Vorgegebener Text |
====

22.10.2019 11:41 |

Brille mit dabei

Grüne zelebrieren ihre Rückkehr ins Parlament

Die erste Nationalratssitzung am Mittwoch hat ihr Vorspiel, nämlich die Klubsitzungen. Die sind normalerweise recht unspektakulär, nicht jedoch beim ersten Plenum einer Legislaturperiode. Denn da werden die wichtigen Funktionen vergeben, und gerade bei der krisengeschüttelten SPÖ sind die internen Abstimmungen nicht ohne Brisanz. Die Grünen tagen am Vormittag als Erste und feiern gleich den Wiedereinzug.

Streng genommen ist es allerdings nur für Werner Kogler und Sigrid Maurer ein Wiedereinzug. Alma Zadic war für JETZT schon da, der Rest debütiert im Nationalrat. Die 26 Abgeordneten, die am Mittwoch in der konstituierenden Sitzung angelobt werden, marschierten am Dienstagvormittag gemeinsam über den Josefsplatz ins Parlamentsausweichquartier und hielten dabei Taferln mit Aufschriften wie „#Comeback Klimaschutz“, „#Comeback Gerechtigkeit“ und „#Comeback saubere Politik“ in die Höhe. Nach wenigen Minuten war der Film- und Fototermin schon wieder vorbei, und für die Grünen begann die Klubsitzung.

====

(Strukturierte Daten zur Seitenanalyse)

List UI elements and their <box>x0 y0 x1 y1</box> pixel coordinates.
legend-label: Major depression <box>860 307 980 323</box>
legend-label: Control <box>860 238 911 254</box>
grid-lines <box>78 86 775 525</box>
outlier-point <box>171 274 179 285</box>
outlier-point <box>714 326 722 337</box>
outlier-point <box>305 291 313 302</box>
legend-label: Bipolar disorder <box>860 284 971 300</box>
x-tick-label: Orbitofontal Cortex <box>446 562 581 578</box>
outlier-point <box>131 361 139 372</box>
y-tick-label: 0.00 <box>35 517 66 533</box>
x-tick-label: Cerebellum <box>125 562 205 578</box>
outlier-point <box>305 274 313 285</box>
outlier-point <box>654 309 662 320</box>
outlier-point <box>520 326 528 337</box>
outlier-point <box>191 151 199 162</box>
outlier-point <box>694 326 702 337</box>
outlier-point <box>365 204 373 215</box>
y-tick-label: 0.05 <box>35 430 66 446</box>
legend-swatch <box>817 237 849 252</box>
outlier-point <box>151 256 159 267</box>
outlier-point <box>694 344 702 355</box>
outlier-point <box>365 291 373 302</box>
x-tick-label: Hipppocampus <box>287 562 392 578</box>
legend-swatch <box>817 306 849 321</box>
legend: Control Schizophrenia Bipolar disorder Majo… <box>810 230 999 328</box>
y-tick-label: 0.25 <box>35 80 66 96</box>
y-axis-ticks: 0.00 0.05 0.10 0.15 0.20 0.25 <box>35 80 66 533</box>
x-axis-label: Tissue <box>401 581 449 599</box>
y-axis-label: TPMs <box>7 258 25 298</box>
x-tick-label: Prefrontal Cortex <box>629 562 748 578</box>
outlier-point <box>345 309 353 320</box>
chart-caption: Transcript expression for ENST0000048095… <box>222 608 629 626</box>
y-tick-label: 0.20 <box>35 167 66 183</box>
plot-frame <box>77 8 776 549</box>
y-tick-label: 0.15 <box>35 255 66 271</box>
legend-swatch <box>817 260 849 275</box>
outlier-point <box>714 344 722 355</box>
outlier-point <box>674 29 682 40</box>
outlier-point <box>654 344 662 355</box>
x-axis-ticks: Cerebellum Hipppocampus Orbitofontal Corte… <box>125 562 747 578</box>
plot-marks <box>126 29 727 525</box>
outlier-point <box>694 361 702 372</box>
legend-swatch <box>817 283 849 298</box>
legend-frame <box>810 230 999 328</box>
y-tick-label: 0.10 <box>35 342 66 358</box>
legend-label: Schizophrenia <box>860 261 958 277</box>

====

Arbeitsauftrag 1 |
Gib den Abschnitt des vorgegebenen Textes von „Die erste Nationalratssitzung“ bis einschließlich „gleich den Wiedereinzug.“ wortgetreu wieder.
Arbeitsauftrag 2 |
Prüfe, ob die folgenden Aussagen mit dem vorgegebenen Text übereinstimmen. Antworte jeweils mit Ja oder Nein und zitiere die entscheidenden Worte wörtlich: (a) Die Grünen halten ihre Klubsitzung am Nachmittag ab. (b) Alma Zadic saß bereits für JETZT im Nationalrat. (c) Am Mittwoch werden 26 Abgeordnete der Grünen angelobt.

Erwartete Antwort 1 |
Die erste Nationalratssitzung am Mittwoch hat ihr Vorspiel, nämlich die Klubsitzungen. Die sind normalerweise recht unspektakulär, nicht jedoch beim ersten Plenum einer Legislaturperiode. Denn da werden die wichtigen Funktionen vergeben, und gerade bei der krisengeschüttelten SPÖ sind die internen Abstimmungen nicht ohne Brisanz. Die Grünen tagen am Vormittag als Erste und feiern gleich den Wiedereinzug.

Erwartete Antwort 2 |
(a) Nein: „Die Grünen tagen am Vormittag als Erste“
(b) Ja: „Alma Zadic war für JETZT schon da“
(c) Ja: „Die 26 Abgeordneten, die am Mittwoch in der konstituierenden Sitzung angelobt werden“